▸ TASK GOAL
Go through the listing and write out all of it exactly.

===

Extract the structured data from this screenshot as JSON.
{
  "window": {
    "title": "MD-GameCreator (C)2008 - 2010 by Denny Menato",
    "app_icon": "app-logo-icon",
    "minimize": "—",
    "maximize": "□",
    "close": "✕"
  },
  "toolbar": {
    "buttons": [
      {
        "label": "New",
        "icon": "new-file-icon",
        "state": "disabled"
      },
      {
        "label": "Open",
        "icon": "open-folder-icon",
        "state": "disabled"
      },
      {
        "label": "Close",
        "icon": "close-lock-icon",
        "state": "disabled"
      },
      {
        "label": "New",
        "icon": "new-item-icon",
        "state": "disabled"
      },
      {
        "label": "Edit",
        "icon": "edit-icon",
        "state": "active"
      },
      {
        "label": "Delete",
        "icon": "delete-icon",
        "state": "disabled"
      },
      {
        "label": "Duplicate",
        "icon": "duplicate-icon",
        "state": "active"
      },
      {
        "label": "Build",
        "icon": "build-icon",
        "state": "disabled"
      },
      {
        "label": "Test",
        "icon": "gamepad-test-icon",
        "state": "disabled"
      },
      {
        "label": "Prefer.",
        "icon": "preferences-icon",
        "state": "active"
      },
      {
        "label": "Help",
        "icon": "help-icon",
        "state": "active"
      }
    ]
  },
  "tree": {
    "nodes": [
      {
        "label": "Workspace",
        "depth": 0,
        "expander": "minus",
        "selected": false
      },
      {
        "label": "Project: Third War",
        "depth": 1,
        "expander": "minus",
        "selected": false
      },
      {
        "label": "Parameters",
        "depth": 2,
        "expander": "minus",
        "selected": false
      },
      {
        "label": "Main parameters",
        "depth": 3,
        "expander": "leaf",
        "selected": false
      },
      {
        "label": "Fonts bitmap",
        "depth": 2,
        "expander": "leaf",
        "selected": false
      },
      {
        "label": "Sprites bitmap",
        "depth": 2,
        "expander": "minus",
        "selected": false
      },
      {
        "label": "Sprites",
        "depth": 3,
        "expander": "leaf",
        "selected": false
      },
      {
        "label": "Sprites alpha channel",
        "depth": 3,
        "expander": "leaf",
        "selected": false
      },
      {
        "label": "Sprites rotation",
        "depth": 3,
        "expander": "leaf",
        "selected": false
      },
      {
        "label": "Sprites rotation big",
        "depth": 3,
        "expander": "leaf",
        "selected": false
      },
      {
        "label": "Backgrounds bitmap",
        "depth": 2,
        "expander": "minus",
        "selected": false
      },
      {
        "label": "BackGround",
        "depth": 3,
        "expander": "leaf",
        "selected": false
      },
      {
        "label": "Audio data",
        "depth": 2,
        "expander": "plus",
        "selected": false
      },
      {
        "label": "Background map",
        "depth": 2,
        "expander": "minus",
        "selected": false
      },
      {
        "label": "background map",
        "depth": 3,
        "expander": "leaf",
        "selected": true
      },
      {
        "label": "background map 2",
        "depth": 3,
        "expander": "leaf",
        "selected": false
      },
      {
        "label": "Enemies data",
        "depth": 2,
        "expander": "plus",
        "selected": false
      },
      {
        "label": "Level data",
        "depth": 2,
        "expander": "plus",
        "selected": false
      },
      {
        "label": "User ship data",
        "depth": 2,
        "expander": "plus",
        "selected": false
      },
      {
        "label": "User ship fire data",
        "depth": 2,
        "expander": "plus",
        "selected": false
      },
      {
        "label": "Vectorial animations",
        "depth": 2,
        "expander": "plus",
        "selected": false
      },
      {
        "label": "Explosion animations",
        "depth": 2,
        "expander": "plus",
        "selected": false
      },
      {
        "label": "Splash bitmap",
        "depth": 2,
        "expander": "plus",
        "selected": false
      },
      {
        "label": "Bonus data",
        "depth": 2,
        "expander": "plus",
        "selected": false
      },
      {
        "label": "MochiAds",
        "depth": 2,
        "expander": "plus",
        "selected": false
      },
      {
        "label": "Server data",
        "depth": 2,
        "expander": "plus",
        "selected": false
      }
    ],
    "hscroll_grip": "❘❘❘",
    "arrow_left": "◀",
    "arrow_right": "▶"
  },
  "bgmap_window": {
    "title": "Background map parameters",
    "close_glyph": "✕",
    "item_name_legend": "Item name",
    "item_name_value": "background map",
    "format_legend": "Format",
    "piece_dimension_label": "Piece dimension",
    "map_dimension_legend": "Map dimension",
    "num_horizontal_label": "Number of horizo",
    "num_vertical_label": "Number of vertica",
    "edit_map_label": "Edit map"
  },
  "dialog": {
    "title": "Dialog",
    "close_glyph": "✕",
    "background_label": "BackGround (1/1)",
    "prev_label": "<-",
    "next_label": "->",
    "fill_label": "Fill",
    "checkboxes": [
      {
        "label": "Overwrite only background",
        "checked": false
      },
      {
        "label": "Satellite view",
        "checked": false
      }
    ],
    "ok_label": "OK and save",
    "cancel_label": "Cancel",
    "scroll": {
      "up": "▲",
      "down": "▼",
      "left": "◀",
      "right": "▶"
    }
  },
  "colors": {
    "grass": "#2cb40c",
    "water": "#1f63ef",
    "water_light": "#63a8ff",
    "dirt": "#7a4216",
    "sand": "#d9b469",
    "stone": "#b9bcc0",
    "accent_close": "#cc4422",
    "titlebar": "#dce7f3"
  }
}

===

▸ TASK SOLUTION
Extract the structured data from this screenshot as JSON.
{
  "window": {
    "title": "MD-GameCreator (C)2008 - 2010 by Denny Menato",
    "app_icon": "app-logo-icon",
    "minimize": "—",
    "maximize": "□",
    "close": "✕"
  },
  "toolbar": {
    "buttons": [
      {
        "label": "New",
        "icon": "new-file-icon",
        "state": "disabled"
      },
      {
        "label": "Open",
        "icon": "open-folder-icon",
        "state": "disabled"
      },
      {
        "label": "Close",
        "icon": "close-lock-icon",
        "state": "disabled"
      },
      {
        "label": "New",
        "icon": "new-item-icon",
        "state": "disabled"
      },
      {
        "label": "Edit",
        "icon": "edit-icon",
        "state": "active"
      },
      {
        "label": "Delete",
        "icon": "delete-icon",
        "state": "disabled"
      },
      {
        "label": "Duplicate",
        "icon": "duplicate-icon",
        "state": "active"
      },
      {
        "label": "Build",
        "icon": "build-icon",
        "state": "disabled"
      },
      {
        "label": "Test",
        "icon": "gamepad-test-icon",
        "state": "disabled"
      },
      {
        "label": "Prefer.",
        "icon": "preferences-icon",
        "state": "active"
      },
      {
        "label": "Help",
        "icon": "help-icon",
        "state": "active"
      }
    ]
  },
  "tree": {
    "nodes": [
      {
        "label": "Workspace",
        "depth": 0,
        "expander": "minus",
        "selected": false
      },
      {
        "label": "Project: Third War",
        "depth": 1,
        "expander": "minus",
        "selected": false
      },
      {
        "label": "Parameters",
        "depth": 2,
        "expander": "minus",
        "selected": false
      },
      {
        "label": "Main parameters",
        "depth": 3,
        "expander": "leaf",
        "selected": false
      },
      {
        "label": "Fonts bitmap",
        "depth": 2,
        "expander": "leaf",
        "selected": false
      },
      {
        "label": "Sprites bitmap",
        "depth": 2,
        "expander": "minus",
        "selected": false
      },
      {
        "label": "Sprites",
        "depth": 3,
        "expander": "leaf",
        "selected": false
      },
      {
        "label": "Sprites alpha channel",
        "depth": 3,
        "expander": "leaf",
        "selected": false
      },
      {
        "label": "Sprites rotation",
        "depth": 3,
        "expander": "leaf",
        "selected": false
      },
      {
        "label": "Sprites rotation big",
        "depth": 3,
        "expander": "leaf",
        "selected": false
      },
      {
        "label": "Backgrounds bitmap",
        "depth": 2,
        "expander": "minus",
        "selected": false
      },
      {
        "label": "BackGround",
        "depth": 3,
        "expander": "leaf",
        "selected": false
      },
      {
        "label": "Audio data",
        "depth": 2,
        "expander": "plus",
        "selected": false
      },
      {
        "label": "Background map",
        "depth": 2,
        "expander": "minus",
        "selected": false
      },
      {
        "label": "background map",
        "depth": 3,
        "expander": "leaf",
        "selected": true
      },
      {
        "label": "background map 2",
        "depth": 3,
        "expander": "leaf",
        "selected": false
      },
      {
        "label": "Enemies data",
        "depth": 2,
        "expander": "plus",
        "selected": false
      },
      {
        "label": "Level data",
        "depth": 2,
        "expander": "plus",
        "selected": false
      },
      {
        "label": "User ship data",
        "depth": 2,
        "expander": "plus",
        "selected": false
      },
      {
        "label": "User ship fire data",
        "depth": 2,
        "expander": "plus",
        "selected": false
      },
      {
        "label": "Vectorial animations",
        "depth": 2,
        "expander": "plus",
        "selected": false
      },
      {
        "label": "Explosion animations",
        "depth": 2,
        "expander": "plus",
        "selected": false
      },
      {
        "label": "Splash bitmap",
        "depth": 2,
        "expander": "plus",
        "selected": false
      },
      {
        "label": "Bonus data",
        "depth": 2,
        "expander": "plus",
        "selected": false
      },
      {
        "label": "MochiAds",
        "depth": 2,
        "expander": "plus",
        "selected": false
      },
      {
        "label": "Server data",
        "depth": 2,
        "expander": "plus",
        "selected": false
      }
    ],
    "hscroll_grip": "❘❘❘",
    "arrow_left": "◀",
    "arrow_right": "▶"
  },
  "bgmap_window": {
    "title": "Background map parameters",
    "close_glyph": "✕",
    "item_name_legend": "Item name",
    "item_name_value": "background map",
    "format_legend": "Format",
    "piece_dimension_label": "Piece dimension",
    "map_dimension_legend": "Map dimension",
    "num_horizontal_label": "Number of horizo",
    "num_vertical_label": "Number of vertica",
    "edit_map_label": "Edit map"
  },
  "dialog": {
    "title": "Dialog",
    "close_glyph": "✕",
    "background_label": "BackGround (1/1)",
    "prev_label": "<-",
    "next_label": "->",
    "fill_label": "Fill",
    "checkboxes": [
      {
        "label": "Overwrite only background",
        "checked": false
      },
      {
        "label": "Satellite view",
        "checked": false
      }
    ],
    "ok_label": "OK and save",
    "cancel_label": "Cancel",
    "scroll": {
      "up": "▲",
      "down": "▼",
      "left": "◀",
      "right": "▶"
    }
  },
  "colors": {
    "grass": "#2cb40c",
    "water": "#1f63ef",
    "water_light": "#63a8ff",
    "dirt": "#7a4216",
    "sand": "#d9b469",
    "stone": "#b9bcc0",
    "accent_close": "#cc4422",
    "titlebar": "#dce7f3"
  }
}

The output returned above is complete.